● PROVIDED DATA
•••
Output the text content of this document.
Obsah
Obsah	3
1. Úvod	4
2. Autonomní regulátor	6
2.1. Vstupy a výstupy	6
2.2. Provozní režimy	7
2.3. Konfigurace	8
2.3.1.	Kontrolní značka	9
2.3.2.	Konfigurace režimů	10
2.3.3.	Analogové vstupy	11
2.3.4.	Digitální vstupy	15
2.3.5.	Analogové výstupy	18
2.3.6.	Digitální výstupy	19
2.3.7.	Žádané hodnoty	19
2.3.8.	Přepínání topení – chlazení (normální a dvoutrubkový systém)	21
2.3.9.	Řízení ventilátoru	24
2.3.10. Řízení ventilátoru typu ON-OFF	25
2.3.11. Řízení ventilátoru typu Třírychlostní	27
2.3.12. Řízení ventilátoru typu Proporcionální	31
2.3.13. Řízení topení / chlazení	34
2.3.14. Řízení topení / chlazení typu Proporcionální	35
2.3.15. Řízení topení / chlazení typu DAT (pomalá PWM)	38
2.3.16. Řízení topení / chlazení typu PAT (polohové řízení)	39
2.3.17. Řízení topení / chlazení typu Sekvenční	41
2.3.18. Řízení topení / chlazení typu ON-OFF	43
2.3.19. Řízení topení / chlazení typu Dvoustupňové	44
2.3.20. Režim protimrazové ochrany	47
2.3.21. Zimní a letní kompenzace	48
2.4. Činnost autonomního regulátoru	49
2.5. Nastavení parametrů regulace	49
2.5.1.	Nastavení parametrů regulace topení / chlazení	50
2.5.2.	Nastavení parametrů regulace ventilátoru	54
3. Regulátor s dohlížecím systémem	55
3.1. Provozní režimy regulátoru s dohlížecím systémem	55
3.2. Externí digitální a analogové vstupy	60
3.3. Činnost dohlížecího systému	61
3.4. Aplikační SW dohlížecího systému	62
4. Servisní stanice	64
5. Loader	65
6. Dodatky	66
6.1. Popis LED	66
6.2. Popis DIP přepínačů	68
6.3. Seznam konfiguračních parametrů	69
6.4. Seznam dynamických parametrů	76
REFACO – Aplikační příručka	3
•••
● TASK DETAILS
Your task is to print the whole listing again exactly.

● FINISHED EXERCISE
Output the text content of this document.
Obsah
Obsah	3
1. Úvod	4
2. Autonomní regulátor	6
2.1. Vstupy a výstupy	6
2.2. Provozní režimy	7
2.3. Konfigurace	8
2.3.1.	Kontrolní značka	9
2.3.2.	Konfigurace režimů	10
2.3.3.	Analogové vstupy	11
2.3.4.	Digitální vstupy	15
2.3.5.	Analogové výstupy	18
2.3.6.	Digitální výstupy	19
2.3.7.	Žádané hodnoty	19
2.3.8.	Přepínání topení – chlazení (normální a dvoutrubkový systém)	21
2.3.9.	Řízení ventilátoru	24
2.3.10. Řízení ventilátoru typu ON-OFF	25
2.3.11. Řízení ventilátoru typu Třírychlostní	27
2.3.12. Řízení ventilátoru typu Proporcionální	31
2.3.13. Řízení topení / chlazení	34
2.3.14. Řízení topení / chlazení typu Proporcionální	35
2.3.15. Řízení topení / chlazení typu DAT (pomalá PWM)	38
2.3.16. Řízení topení / chlazení typu PAT (polohové řízení)	39
2.3.17. Řízení topení / chlazení typu Sekvenční	41
2.3.18. Řízení topení / chlazení typu ON-OFF	43
2.3.19. Řízení topení / chlazení typu Dvoustupňové	44
2.3.20. Režim protimrazové ochrany	47
2.3.21. Zimní a letní kompenzace	48
2.4. Činnost autonomního regulátoru	49
2.5. Nastavení parametrů regulace	49
2.5.1.	Nastavení parametrů regulace topení / chlazení	50
2.5.2.	Nastavení parametrů regulace ventilátoru	54
3. Regulátor s dohlížecím systémem	55
3.1. Provozní režimy regulátoru s dohlížecím systémem	55
3.2. Externí digitální a analogové vstupy	60
3.3. Činnost dohlížecího systému	61
3.4. Aplikační SW dohlížecího systému	62
4. Servisní stanice	64
5. Loader	65
6. Dodatky	66
6.1. Popis LED	66
6.2. Popis DIP přepínačů	68
6.3. Seznam konfiguračních parametrů	69
6.4. Seznam dynamických parametrů	76
REFACO – Aplikační příručka	3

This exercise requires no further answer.